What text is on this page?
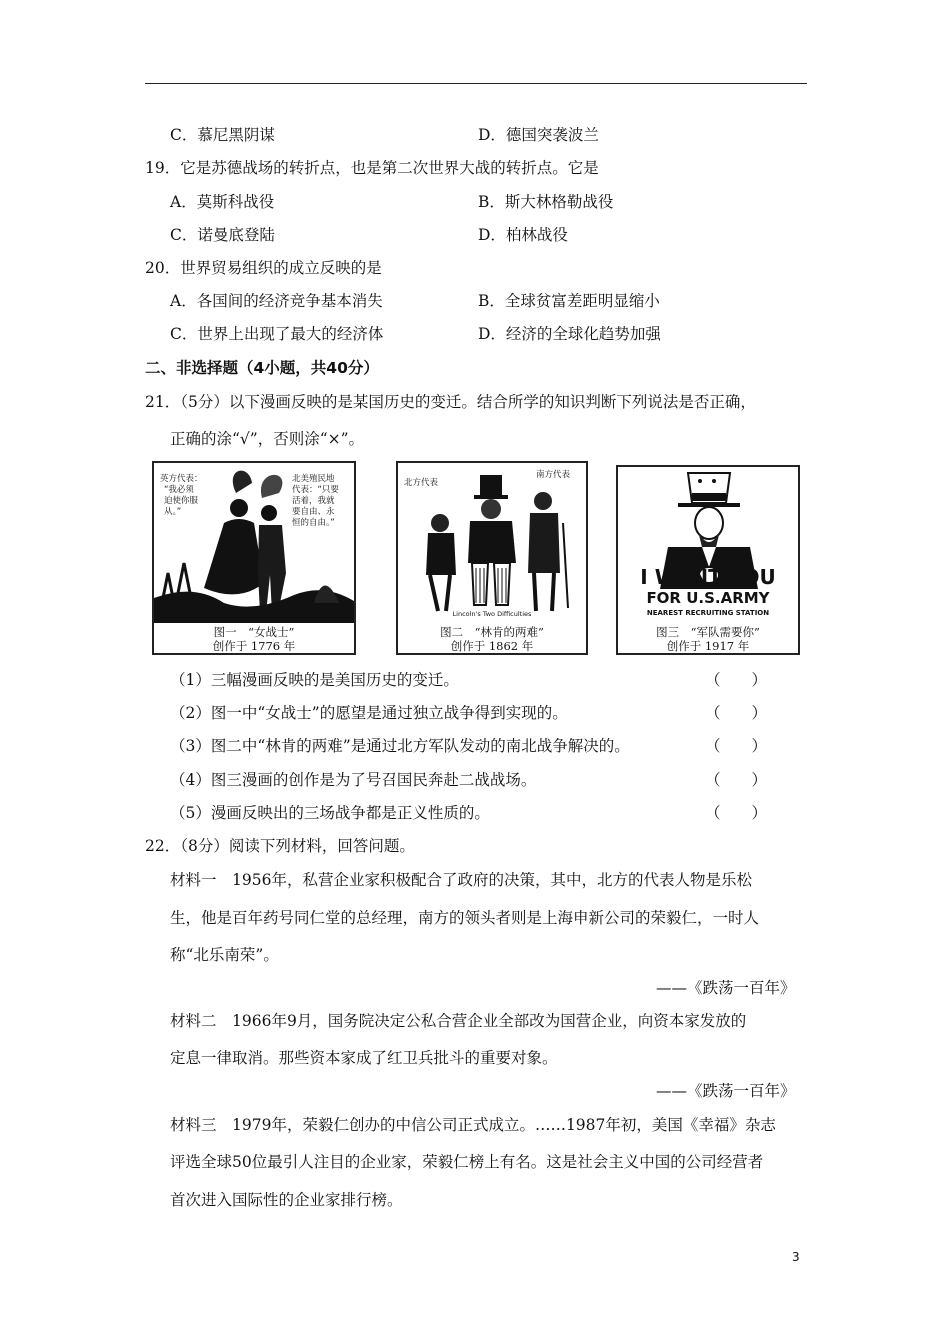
C．慕尼黑阴谋	D．德国突袭波兰
19．它是苏德战场的转折点，也是第二次世界大战的转折点。它是
A．莫斯科战役	B．斯大林格勒战役
C．诺曼底登陆	D．柏林战役
20．世界贸易组织的成立反映的是
A．各国间的经济竞争基本消失	B．全球贫富差距明显缩小
C．世界上出现了最大的经济体	D．经济的全球化趋势加强
二、非选择题（4小题，共40分）
21．（5分）以下漫画反映的是某国历史的变迁。结合所学的知识判断下列说法是否正确，
正确的涂“√”，否则涂“×”。
英方代表：
“我必须
迫使你服
从。”
北美殖民地
代表：“只要
活着，我就
要自由、永
恒的自由。”
图一　“女战士”
创作于 1776 年
北方代表
南方代表
Lincoln's Two Difficulties
图二　“林肯的两难”
创作于 1862 年
I WANT YOU
FOR U.S.ARMY
NEAREST RECRUITING STATION
图三　“军队需要你”
创作于 1917 年
（1）三幅漫画反映的是美国历史的变迁。	（　　）
（2）图一中“女战士”的愿望是通过独立战争得到实现的。	（　　）
（3）图二中“林肯的两难”是通过北方军队发动的南北战争解决的。	（　　）
（4）图三漫画的创作是为了号召国民奔赴二战战场。	（　　）
（5）漫画反映出的三场战争都是正义性质的。	（　　）
22．（8分）阅读下列材料，回答问题。
材料一　1956年，私营企业家积极配合了政府的决策，其中，北方的代表人物是乐松
生，他是百年药号同仁堂的总经理，南方的领头者则是上海申新公司的荣毅仁，一时人
称“北乐南荣”。
——《跌荡一百年》
材料二　1966年9月，国务院决定公私合营企业全部改为国营企业，向资本家发放的
定息一律取消。那些资本家成了红卫兵批斗的重要对象。
——《跌荡一百年》
材料三　1979年，荣毅仁创办的中信公司正式成立。……1987年初，美国《幸福》杂志
评选全球50位最引人注目的企业家，荣毅仁榜上有名。这是社会主义中国的公司经营者
首次进入国际性的企业家排行榜。
3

THE PROBLEM:
Give all the entries again exactly, dropping each picture.

THE REPLY:
What text is on this page?
C．慕尼黑阴谋	D．德国突袭波兰
19．它是苏德战场的转折点，也是第二次世界大战的转折点。它是
A．莫斯科战役	B．斯大林格勒战役
C．诺曼底登陆	D．柏林战役
20．世界贸易组织的成立反映的是
A．各国间的经济竞争基本消失	B．全球贫富差距明显缩小
C．世界上出现了最大的经济体	D．经济的全球化趋势加强
二、非选择题（4小题，共40分）
21．（5分）以下漫画反映的是某国历史的变迁。结合所学的知识判断下列说法是否正确，
正确的涂“√”，否则涂“×”。
英方代表：
“我必须
迫使你服
从。”
北美殖民地
代表：“只要
活着，我就
要自由、永
恒的自由。”
图一　“女战士”
创作于 1776 年
北方代表
南方代表
Lincoln's Two Difficulties
图二　“林肯的两难”
创作于 1862 年
I WANT YOU
FOR U.S.ARMY
NEAREST RECRUITING STATION
图三　“军队需要你”
创作于 1917 年
（1）三幅漫画反映的是美国历史的变迁。	（　　）
（2）图一中“女战士”的愿望是通过独立战争得到实现的。	（　　）
（3）图二中“林肯的两难”是通过北方军队发动的南北战争解决的。	（　　）
（4）图三漫画的创作是为了号召国民奔赴二战战场。	（　　）
（5）漫画反映出的三场战争都是正义性质的。	（　　）
22．（8分）阅读下列材料，回答问题。
材料一　1956年，私营企业家积极配合了政府的决策，其中，北方的代表人物是乐松
生，他是百年药号同仁堂的总经理，南方的领头者则是上海申新公司的荣毅仁，一时人
称“北乐南荣”。
——《跌荡一百年》
材料二　1966年9月，国务院决定公私合营企业全部改为国营企业，向资本家发放的
定息一律取消。那些资本家成了红卫兵批斗的重要对象。
——《跌荡一百年》
材料三　1979年，荣毅仁创办的中信公司正式成立。……1987年初，美国《幸福》杂志
评选全球50位最引人注目的企业家，荣毅仁榜上有名。这是社会主义中国的公司经营者
首次进入国际性的企业家排行榜。
3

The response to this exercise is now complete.